### Records to use
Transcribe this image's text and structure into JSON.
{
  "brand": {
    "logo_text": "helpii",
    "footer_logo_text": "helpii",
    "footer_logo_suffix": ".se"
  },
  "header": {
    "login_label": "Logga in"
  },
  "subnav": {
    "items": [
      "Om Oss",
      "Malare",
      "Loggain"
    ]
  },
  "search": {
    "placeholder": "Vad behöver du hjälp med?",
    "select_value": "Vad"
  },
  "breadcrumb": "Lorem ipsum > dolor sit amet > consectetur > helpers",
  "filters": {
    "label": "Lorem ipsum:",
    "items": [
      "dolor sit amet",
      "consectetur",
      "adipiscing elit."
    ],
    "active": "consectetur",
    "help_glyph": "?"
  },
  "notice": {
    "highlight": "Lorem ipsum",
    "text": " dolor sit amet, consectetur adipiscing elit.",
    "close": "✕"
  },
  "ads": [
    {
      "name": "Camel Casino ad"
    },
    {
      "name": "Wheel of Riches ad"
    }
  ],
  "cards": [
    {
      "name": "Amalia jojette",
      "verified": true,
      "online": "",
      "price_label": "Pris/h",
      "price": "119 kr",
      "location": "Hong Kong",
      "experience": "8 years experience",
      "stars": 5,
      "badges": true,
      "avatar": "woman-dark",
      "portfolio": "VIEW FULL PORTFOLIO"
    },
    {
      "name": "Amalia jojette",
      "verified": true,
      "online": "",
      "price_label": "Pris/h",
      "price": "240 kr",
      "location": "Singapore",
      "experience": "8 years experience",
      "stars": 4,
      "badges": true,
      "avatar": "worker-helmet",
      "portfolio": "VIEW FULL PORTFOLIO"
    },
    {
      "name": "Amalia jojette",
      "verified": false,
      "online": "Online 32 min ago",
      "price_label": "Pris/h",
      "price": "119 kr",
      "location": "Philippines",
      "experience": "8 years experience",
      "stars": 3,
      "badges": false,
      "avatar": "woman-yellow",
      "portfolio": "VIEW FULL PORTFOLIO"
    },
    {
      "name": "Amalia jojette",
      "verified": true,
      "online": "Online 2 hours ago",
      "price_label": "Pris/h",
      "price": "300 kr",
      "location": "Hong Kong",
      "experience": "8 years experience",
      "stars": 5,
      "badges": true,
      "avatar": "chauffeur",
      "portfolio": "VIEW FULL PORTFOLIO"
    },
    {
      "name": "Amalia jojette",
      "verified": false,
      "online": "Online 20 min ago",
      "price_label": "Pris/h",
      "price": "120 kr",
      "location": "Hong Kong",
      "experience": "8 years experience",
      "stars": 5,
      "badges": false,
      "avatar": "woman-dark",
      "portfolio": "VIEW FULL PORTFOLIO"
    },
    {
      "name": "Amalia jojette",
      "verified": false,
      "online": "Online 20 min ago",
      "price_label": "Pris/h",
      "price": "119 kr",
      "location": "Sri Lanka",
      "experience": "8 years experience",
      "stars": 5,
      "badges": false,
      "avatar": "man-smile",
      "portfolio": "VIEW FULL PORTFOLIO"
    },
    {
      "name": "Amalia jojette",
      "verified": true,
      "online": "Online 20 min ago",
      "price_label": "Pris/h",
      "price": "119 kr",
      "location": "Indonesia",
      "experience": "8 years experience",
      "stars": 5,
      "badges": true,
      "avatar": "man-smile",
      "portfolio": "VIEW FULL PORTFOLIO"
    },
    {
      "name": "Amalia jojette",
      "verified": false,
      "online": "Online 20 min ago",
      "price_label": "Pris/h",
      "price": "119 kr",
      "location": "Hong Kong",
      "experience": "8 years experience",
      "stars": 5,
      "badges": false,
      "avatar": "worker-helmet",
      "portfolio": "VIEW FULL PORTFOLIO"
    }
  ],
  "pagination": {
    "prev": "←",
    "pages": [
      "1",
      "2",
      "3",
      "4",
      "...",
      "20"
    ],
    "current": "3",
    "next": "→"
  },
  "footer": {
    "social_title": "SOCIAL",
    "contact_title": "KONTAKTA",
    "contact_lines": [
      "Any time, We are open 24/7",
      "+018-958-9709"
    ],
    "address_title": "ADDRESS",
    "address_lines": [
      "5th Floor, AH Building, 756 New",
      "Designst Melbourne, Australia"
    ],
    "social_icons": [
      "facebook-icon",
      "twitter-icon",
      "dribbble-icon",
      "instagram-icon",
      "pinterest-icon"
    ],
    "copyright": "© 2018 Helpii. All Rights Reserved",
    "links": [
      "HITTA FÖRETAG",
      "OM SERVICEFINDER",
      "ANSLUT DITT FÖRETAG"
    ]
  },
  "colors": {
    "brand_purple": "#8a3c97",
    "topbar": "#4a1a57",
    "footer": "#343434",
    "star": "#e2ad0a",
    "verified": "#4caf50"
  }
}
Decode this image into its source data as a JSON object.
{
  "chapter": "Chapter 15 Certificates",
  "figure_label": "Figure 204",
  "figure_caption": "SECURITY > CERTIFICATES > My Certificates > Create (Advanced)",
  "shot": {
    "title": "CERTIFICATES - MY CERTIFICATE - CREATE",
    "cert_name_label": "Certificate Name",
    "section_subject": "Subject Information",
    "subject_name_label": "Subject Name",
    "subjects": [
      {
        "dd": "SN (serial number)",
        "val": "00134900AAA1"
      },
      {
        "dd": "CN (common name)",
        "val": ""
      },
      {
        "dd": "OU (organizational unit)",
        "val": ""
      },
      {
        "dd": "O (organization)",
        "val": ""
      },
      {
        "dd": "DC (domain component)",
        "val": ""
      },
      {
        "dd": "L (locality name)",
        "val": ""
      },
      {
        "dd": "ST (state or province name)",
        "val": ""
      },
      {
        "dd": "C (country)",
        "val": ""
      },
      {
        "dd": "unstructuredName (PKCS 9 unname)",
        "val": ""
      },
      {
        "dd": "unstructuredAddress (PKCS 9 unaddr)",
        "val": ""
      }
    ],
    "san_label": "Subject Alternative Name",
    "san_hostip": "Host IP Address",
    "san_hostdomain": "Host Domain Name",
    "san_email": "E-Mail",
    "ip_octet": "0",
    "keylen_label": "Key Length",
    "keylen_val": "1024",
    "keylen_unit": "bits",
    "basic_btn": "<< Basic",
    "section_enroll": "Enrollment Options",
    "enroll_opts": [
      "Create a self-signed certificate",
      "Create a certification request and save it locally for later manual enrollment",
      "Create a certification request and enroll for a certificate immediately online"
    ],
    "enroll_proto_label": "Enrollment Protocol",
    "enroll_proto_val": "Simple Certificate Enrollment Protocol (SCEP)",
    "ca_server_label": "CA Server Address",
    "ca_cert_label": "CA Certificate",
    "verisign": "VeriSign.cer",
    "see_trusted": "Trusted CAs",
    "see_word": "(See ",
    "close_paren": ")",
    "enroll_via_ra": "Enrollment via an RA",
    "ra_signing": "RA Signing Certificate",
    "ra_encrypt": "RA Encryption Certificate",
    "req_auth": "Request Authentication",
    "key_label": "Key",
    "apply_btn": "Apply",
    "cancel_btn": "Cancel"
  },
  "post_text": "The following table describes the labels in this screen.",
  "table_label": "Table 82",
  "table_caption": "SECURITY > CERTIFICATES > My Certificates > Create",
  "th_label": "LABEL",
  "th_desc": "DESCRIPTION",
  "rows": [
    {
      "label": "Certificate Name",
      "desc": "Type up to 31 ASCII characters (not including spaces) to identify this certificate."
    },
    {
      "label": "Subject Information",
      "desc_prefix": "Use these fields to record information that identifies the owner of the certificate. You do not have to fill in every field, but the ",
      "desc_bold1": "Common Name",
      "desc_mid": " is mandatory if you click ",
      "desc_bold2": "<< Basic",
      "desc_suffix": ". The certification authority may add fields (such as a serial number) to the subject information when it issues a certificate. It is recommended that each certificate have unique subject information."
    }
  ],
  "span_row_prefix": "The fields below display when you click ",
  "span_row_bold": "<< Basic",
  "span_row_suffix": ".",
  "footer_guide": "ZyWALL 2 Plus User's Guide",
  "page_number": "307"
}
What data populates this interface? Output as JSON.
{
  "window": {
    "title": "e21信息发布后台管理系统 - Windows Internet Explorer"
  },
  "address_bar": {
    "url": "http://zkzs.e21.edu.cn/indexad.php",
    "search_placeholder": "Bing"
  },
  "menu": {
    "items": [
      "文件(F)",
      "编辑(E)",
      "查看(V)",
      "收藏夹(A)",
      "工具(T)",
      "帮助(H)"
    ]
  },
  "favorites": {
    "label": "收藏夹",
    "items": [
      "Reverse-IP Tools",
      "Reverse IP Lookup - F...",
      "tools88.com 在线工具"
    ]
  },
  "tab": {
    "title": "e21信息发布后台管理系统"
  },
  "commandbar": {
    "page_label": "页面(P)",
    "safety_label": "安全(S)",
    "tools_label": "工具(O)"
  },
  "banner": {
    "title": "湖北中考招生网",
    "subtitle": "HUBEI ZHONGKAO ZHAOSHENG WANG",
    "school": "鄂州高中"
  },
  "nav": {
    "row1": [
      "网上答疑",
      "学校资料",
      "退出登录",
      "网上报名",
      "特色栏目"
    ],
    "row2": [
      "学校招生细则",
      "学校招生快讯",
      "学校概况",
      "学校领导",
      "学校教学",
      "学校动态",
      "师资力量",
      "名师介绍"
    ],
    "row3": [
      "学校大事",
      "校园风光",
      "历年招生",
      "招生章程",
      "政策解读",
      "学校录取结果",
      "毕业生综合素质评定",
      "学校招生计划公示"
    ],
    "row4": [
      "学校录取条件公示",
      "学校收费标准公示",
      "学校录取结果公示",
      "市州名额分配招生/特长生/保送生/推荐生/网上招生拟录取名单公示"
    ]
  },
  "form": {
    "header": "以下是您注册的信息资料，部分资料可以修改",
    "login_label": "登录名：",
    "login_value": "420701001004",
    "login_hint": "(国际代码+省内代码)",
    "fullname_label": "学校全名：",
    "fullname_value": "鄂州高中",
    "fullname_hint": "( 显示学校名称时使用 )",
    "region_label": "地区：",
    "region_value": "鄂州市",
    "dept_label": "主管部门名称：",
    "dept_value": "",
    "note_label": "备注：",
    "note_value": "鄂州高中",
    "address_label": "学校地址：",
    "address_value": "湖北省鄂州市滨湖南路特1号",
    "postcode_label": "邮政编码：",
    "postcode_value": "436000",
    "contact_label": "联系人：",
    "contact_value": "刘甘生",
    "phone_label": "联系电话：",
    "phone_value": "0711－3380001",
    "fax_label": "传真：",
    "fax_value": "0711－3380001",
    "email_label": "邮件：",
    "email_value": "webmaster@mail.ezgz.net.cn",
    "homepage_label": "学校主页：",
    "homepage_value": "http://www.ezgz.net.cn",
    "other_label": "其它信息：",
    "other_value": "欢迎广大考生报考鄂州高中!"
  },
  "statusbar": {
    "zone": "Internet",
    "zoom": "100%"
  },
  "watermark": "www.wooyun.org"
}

### What to do
Go through the preceding material and copy each line that has the word "Lorem".

### Reply
  "breadcrumb": "Lorem ipsum > dolor sit amet > consectetur > helpers",
    "label": "Lorem ipsum:",
    "highlight": "Lorem ipsum",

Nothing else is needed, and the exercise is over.